— Begin Record list —

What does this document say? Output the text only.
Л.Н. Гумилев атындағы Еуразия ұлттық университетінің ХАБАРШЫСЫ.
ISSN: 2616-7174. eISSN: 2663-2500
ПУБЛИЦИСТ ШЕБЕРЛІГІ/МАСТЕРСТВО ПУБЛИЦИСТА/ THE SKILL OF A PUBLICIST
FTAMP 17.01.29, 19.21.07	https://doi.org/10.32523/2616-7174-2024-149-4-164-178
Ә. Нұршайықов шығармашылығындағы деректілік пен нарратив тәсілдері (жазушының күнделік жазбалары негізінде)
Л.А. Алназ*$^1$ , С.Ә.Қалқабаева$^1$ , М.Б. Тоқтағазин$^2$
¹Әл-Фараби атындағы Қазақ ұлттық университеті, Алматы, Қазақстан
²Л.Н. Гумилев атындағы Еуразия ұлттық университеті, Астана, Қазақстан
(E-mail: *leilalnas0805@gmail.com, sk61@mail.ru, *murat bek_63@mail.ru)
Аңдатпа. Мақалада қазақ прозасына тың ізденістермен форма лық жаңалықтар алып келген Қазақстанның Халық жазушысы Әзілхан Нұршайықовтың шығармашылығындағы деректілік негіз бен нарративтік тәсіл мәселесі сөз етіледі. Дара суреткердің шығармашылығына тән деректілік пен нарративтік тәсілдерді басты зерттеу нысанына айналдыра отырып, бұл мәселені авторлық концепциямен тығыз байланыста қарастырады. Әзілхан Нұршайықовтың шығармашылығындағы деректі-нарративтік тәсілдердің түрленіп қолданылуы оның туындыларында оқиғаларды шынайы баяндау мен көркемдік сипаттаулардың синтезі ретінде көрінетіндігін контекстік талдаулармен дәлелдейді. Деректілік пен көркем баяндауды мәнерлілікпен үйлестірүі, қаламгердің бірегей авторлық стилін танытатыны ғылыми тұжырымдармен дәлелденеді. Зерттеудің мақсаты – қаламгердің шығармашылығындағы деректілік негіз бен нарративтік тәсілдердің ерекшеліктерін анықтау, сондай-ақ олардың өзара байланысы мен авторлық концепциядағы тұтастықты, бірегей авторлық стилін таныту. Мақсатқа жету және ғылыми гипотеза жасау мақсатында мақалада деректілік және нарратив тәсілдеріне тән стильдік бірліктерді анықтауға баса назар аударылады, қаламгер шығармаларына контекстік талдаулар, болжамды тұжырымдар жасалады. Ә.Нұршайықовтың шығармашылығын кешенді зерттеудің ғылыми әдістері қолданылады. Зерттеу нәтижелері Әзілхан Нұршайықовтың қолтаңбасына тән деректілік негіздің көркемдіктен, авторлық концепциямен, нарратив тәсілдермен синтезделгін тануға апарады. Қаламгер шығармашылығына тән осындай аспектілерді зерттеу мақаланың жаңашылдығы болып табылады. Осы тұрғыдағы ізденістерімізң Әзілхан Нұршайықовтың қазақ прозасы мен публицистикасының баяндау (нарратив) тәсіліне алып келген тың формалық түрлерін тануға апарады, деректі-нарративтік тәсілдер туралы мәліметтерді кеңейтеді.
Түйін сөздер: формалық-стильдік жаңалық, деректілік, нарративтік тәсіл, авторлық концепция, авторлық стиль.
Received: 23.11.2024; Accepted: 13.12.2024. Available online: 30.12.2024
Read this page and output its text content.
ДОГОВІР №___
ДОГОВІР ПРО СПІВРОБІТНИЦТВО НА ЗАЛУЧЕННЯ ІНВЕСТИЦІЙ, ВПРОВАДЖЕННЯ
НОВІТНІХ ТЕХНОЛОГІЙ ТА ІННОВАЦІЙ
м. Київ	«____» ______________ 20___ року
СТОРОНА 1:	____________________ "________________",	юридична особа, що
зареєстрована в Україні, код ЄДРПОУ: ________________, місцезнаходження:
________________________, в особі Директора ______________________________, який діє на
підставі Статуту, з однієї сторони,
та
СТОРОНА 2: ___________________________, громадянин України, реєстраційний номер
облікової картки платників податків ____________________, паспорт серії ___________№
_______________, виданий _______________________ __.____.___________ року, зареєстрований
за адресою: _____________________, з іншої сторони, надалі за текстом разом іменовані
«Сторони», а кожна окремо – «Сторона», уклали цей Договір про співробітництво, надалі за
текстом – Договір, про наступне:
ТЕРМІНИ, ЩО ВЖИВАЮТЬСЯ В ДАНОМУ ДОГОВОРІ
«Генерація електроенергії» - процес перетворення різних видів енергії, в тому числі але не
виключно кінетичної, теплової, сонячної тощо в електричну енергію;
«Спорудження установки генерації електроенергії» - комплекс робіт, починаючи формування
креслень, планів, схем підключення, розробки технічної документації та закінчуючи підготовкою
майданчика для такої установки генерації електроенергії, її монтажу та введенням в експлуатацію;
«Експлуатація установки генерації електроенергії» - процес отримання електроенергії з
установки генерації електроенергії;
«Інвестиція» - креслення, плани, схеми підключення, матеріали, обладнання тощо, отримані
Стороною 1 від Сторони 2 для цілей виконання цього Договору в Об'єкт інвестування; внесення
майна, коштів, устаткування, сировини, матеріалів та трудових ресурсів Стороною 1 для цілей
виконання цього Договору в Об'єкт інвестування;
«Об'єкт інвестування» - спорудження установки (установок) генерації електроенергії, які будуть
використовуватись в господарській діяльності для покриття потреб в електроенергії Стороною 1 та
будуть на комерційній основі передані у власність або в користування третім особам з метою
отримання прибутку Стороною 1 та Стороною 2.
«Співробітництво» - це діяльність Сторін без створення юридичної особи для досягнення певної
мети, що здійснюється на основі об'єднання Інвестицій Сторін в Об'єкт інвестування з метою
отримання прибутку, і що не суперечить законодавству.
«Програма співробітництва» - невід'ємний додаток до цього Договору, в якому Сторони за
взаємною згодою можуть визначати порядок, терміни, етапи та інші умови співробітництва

— End Record list —

• [To be done]:
Pick out all the lines with the word "Договору" in them and copy them.

• [Answer to this task]:
Стороною 1 від Сторони 2 для цілей виконання цього Договору в Об'єкт інвестування; внесення
виконання цього Договору в Об'єкт інвестування;
«Програма співробітництва» - невід'ємний додаток до цього Договору, в якому Сторони за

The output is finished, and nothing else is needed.